EXERCISE AIM =
Transcribe the records below exactly as they appear, omitting any pictures.

DATASET EXCERPTS =
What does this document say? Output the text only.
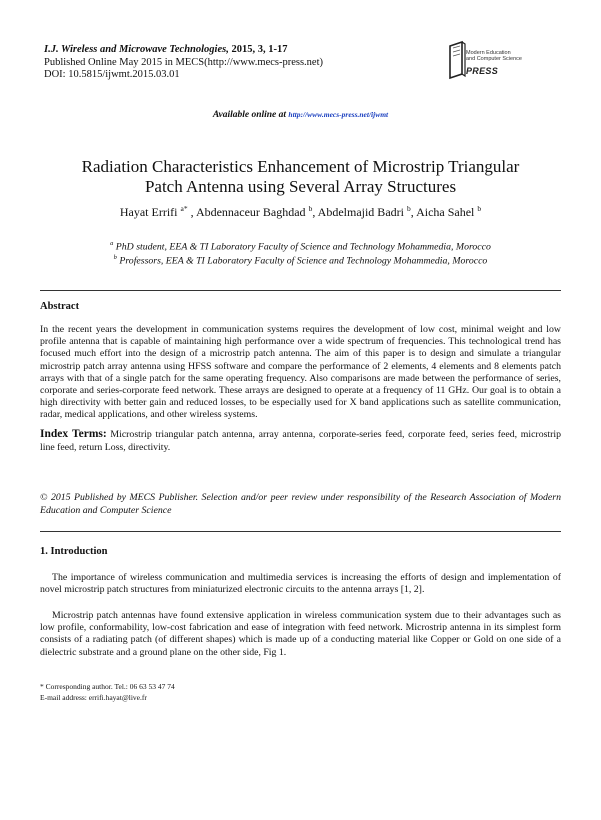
I.J. Wireless and Microwave Technologies, 2015, 3, 1-17
Published Online May 2015 in MECS(http://www.mecs-press.net)
DOI: 10.5815/ijwmt.2015.03.01
Modern Education
and Computer Science
PRESS
Available online at http://www.mecs-press.net/ijwmt
Radiation Characteristics Enhancement of Microstrip Triangular
Patch Antenna using Several Array Structures
Hayat Errifi $^{a*}$ , Abdennaceur Baghdad $^b$, Abdelmajid Badri $^b$, Aicha Sahel $^b$
$^a$ PhD student, EEA & TI Laboratory Faculty of Science and Technology Mohammedia, Morocco
$^b$ Professors, EEA & TI Laboratory Faculty of Science and Technology Mohammedia, Morocco
Abstract
In the recent years the development in communication systems requires the development of low cost, minimal weight and low profile antenna that is capable of maintaining high performance over a wide spectrum of frequencies. This technological trend has focused much effort into the design of a microstrip patch antenna. The aim of this paper is to design and simulate a triangular microstrip patch array antenna using HFSS software and compare the performance of 2 elements, 4 elements and 8 elements patch arrays with that of a single patch for the same operating frequency. Also comparisons are made between the performance of series, corporate and series-corporate feed network. These arrays are designed to operate at a frequency of 11 GHz. Our goal is to obtain a high directivity with better gain and reduced losses, to be especially used for X band applications such as satellite communication, radar, medical applications, and other wireless systems.
Index Terms: Microstrip triangular patch antenna, array antenna, corporate-series feed, corporate feed, series feed, microstrip line feed, return Loss, directivity.
© 2015 Published by MECS Publisher. Selection and/or peer review under responsibility of the Research Association of Modern Education and Computer Science
1. Introduction
The importance of wireless communication and multimedia services is increasing the efforts of design and implementation of novel microstrip patch structures from miniaturized electronic circuits to the antenna arrays [1, 2].
Microstrip patch antennas have found extensive application in wireless communication system due to their advantages such as low profile, conformability, low-cost fabrication and ease of integration with feed network. Microstrip antenna in its simplest form consists of a radiating patch (of different shapes) which is made up of a conducting material like Copper or Gold on one side of a dielectric substrate and a ground plane on the other side, Fig 1.
* Corresponding author. Tel.: 06 63 53 47 74
E-mail address: errifi.hayat@live.fr
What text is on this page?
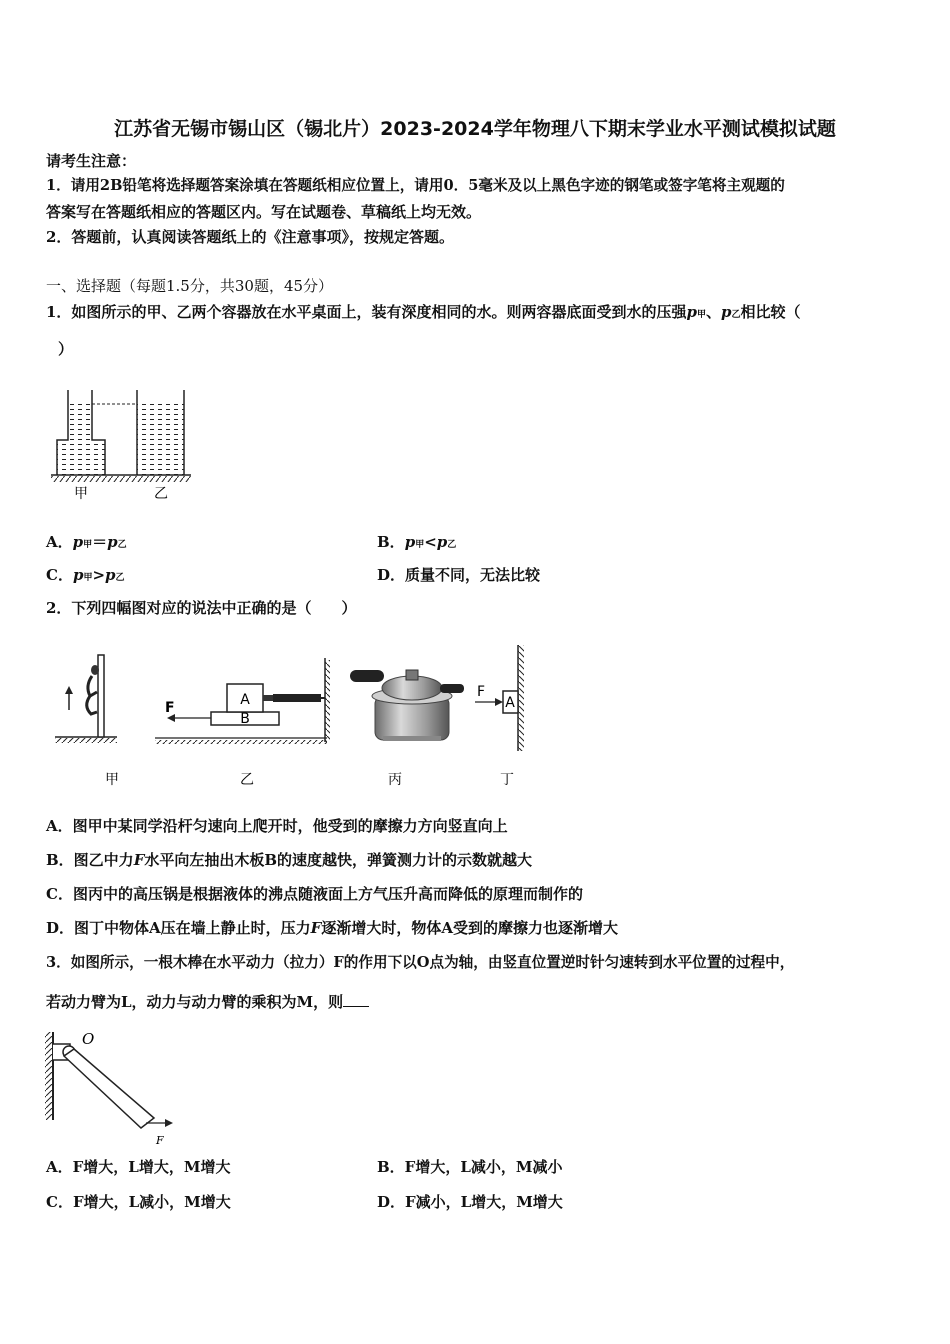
江苏省无锡市锡山区（锡北片）2023-2024学年物理八下期末学业水平测试模拟试题
请考生注意：
1．请用2B铅笔将选择题答案涂填在答题纸相应位置上，请用0．5毫米及以上黑色字迹的钢笔或签字笔将主观题的
答案写在答题纸相应的答题区内。写在试题卷、草稿纸上均无效。
2．答题前，认真阅读答题纸上的《注意事项》，按规定答题。
一、选择题（每题1.5分，共30题，45分）
1．如图所示的甲、乙两个容器放在水平桌面上，装有深度相同的水。则两容器底面受到水的压强p甲、p乙相比较（
）
甲	乙
A．p甲＝p乙	B．p甲<p乙
C．p甲>p乙	D．质量不同，无法比较
2．下列四幅图对应的说法中正确的是（　　）
A
B
F	A
F
甲	乙	丙	丁
A．图甲中某同学沿杆匀速向上爬开时，他受到的摩擦力方向竖直向上
B．图乙中力F水平向左抽出木板B的速度越快，弹簧测力计的示数就越大
C．图丙中的高压锅是根据液体的沸点随液面上方气压升高而降低的原理而制作的
D．图丁中物体A压在墙上静止时，压力F逐渐增大时，物体A受到的摩擦力也逐渐增大
3．如图所示，一根木棒在水平动力（拉力）F的作用下以O点为轴，由竖直位置逆时针匀速转到水平位置的过程中，
若动力臂为L，动力与动力臂的乘积为M，则
O
F
A．F增大，L增大，M增大	B．F增大，L减小，M减小
C．F增大，L减小，M增大	D．F减小，L增大，M增大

REPLY =
What does this document say? Output the text only.
I.J. Wireless and Microwave Technologies, 2015, 3, 1-17
Published Online May 2015 in MECS(http://www.mecs-press.net)
DOI: 10.5815/ijwmt.2015.03.01
Modern Education
and Computer Science
PRESS
Available online at http://www.mecs-press.net/ijwmt
Radiation Characteristics Enhancement of Microstrip Triangular
Patch Antenna using Several Array Structures
Hayat Errifi $^{a*}$ , Abdennaceur Baghdad $^b$, Abdelmajid Badri $^b$, Aicha Sahel $^b$
$^a$ PhD student, EEA & TI Laboratory Faculty of Science and Technology Mohammedia, Morocco
$^b$ Professors, EEA & TI Laboratory Faculty of Science and Technology Mohammedia, Morocco
Abstract
In the recent years the development in communication systems requires the development of low cost, minimal weight and low profile antenna that is capable of maintaining high performance over a wide spectrum of frequencies. This technological trend has focused much effort into the design of a microstrip patch antenna. The aim of this paper is to design and simulate a triangular microstrip patch array antenna using HFSS software and compare the performance of 2 elements, 4 elements and 8 elements patch arrays with that of a single patch for the same operating frequency. Also comparisons are made between the performance of series, corporate and series-corporate feed network. These arrays are designed to operate at a frequency of 11 GHz. Our goal is to obtain a high directivity with better gain and reduced losses, to be especially used for X band applications such as satellite communication, radar, medical applications, and other wireless systems.
Index Terms: Microstrip triangular patch antenna, array antenna, corporate-series feed, corporate feed, series feed, microstrip line feed, return Loss, directivity.
© 2015 Published by MECS Publisher. Selection and/or peer review under responsibility of the Research Association of Modern Education and Computer Science
1. Introduction
The importance of wireless communication and multimedia services is increasing the efforts of design and implementation of novel microstrip patch structures from miniaturized electronic circuits to the antenna arrays [1, 2].
Microstrip patch antennas have found extensive application in wireless communication system due to their advantages such as low profile, conformability, low-cost fabrication and ease of integration with feed network. Microstrip antenna in its simplest form consists of a radiating patch (of different shapes) which is made up of a conducting material like Copper or Gold on one side of a dielectric substrate and a ground plane on the other side, Fig 1.
* Corresponding author. Tel.: 06 63 53 47 74
E-mail address: errifi.hayat@live.fr
What text is on this page?
江苏省无锡市锡山区（锡北片）2023-2024学年物理八下期末学业水平测试模拟试题
请考生注意：
1．请用2B铅笔将选择题答案涂填在答题纸相应位置上，请用0．5毫米及以上黑色字迹的钢笔或签字笔将主观题的
答案写在答题纸相应的答题区内。写在试题卷、草稿纸上均无效。
2．答题前，认真阅读答题纸上的《注意事项》，按规定答题。
一、选择题（每题1.5分，共30题，45分）
1．如图所示的甲、乙两个容器放在水平桌面上，装有深度相同的水。则两容器底面受到水的压强p甲、p乙相比较（
）
甲	乙
A．p甲＝p乙	B．p甲<p乙
C．p甲>p乙	D．质量不同，无法比较
2．下列四幅图对应的说法中正确的是（　　）
A
B
F	A
F
甲	乙	丙	丁
A．图甲中某同学沿杆匀速向上爬开时，他受到的摩擦力方向竖直向上
B．图乙中力F水平向左抽出木板B的速度越快，弹簧测力计的示数就越大
C．图丙中的高压锅是根据液体的沸点随液面上方气压升高而降低的原理而制作的
D．图丁中物体A压在墙上静止时，压力F逐渐增大时，物体A受到的摩擦力也逐渐增大
3．如图所示，一根木棒在水平动力（拉力）F的作用下以O点为轴，由竖直位置逆时针匀速转到水平位置的过程中，
若动力臂为L，动力与动力臂的乘积为M，则
O
F
A．F增大，L增大，M增大	B．F增大，L减小，M减小
C．F增大，L减小，M增大	D．F减小，L增大，M增大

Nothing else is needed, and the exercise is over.